*Written task*
Write out the listing below again, precisely as it is given.

*Items*
>> BEGIN

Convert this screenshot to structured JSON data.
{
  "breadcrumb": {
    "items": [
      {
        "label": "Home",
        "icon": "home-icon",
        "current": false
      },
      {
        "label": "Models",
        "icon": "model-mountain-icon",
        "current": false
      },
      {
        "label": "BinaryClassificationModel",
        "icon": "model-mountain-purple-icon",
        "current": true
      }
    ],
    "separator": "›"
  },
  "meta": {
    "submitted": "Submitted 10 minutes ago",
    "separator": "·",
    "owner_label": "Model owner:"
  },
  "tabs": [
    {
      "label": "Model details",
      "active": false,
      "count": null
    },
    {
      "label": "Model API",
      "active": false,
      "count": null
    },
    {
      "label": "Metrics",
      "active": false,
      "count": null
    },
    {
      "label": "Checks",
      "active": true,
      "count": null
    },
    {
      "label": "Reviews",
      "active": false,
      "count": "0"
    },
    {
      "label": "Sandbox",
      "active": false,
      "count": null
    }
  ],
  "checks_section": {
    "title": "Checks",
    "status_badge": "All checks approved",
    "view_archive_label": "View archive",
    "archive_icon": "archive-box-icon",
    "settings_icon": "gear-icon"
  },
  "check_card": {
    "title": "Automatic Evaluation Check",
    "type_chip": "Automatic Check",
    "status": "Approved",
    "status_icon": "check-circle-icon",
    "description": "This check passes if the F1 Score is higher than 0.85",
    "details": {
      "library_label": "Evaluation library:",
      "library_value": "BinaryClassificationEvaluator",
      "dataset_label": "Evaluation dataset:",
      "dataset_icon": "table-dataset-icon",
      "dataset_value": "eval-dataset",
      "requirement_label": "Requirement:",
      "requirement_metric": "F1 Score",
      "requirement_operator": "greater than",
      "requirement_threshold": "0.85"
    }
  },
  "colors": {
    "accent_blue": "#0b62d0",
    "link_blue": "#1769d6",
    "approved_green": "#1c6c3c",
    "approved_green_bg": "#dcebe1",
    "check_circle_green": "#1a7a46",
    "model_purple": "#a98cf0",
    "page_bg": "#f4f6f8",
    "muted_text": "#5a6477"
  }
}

>> END

*Reply*
Convert this screenshot to structured JSON data.
{
  "breadcrumb": {
    "items": [
      {
        "label": "Home",
        "icon": "home-icon",
        "current": false
      },
      {
        "label": "Models",
        "icon": "model-mountain-icon",
        "current": false
      },
      {
        "label": "BinaryClassificationModel",
        "icon": "model-mountain-purple-icon",
        "current": true
      }
    ],
    "separator": "›"
  },
  "meta": {
    "submitted": "Submitted 10 minutes ago",
    "separator": "·",
    "owner_label": "Model owner:"
  },
  "tabs": [
    {
      "label": "Model details",
      "active": false,
      "count": null
    },
    {
      "label": "Model API",
      "active": false,
      "count": null
    },
    {
      "label": "Metrics",
      "active": false,
      "count": null
    },
    {
      "label": "Checks",
      "active": true,
      "count": null
    },
    {
      "label": "Reviews",
      "active": false,
      "count": "0"
    },
    {
      "label": "Sandbox",
      "active": false,
      "count": null
    }
  ],
  "checks_section": {
    "title": "Checks",
    "status_badge": "All checks approved",
    "view_archive_label": "View archive",
    "archive_icon": "archive-box-icon",
    "settings_icon": "gear-icon"
  },
  "check_card": {
    "title": "Automatic Evaluation Check",
    "type_chip": "Automatic Check",
    "status": "Approved",
    "status_icon": "check-circle-icon",
    "description": "This check passes if the F1 Score is higher than 0.85",
    "details": {
      "library_label": "Evaluation library:",
      "library_value": "BinaryClassificationEvaluator",
      "dataset_label": "Evaluation dataset:",
      "dataset_icon": "table-dataset-icon",
      "dataset_value": "eval-dataset",
      "requirement_label": "Requirement:",
      "requirement_metric": "F1 Score",
      "requirement_operator": "greater than",
      "requirement_threshold": "0.85"
    }
  },
  "colors": {
    "accent_blue": "#0b62d0",
    "link_blue": "#1769d6",
    "approved_green": "#1c6c3c",
    "approved_green_bg": "#dcebe1",
    "check_circle_green": "#1a7a46",
    "model_purple": "#a98cf0",
    "page_bg": "#f4f6f8",
    "muted_text": "#5a6477"
  }
}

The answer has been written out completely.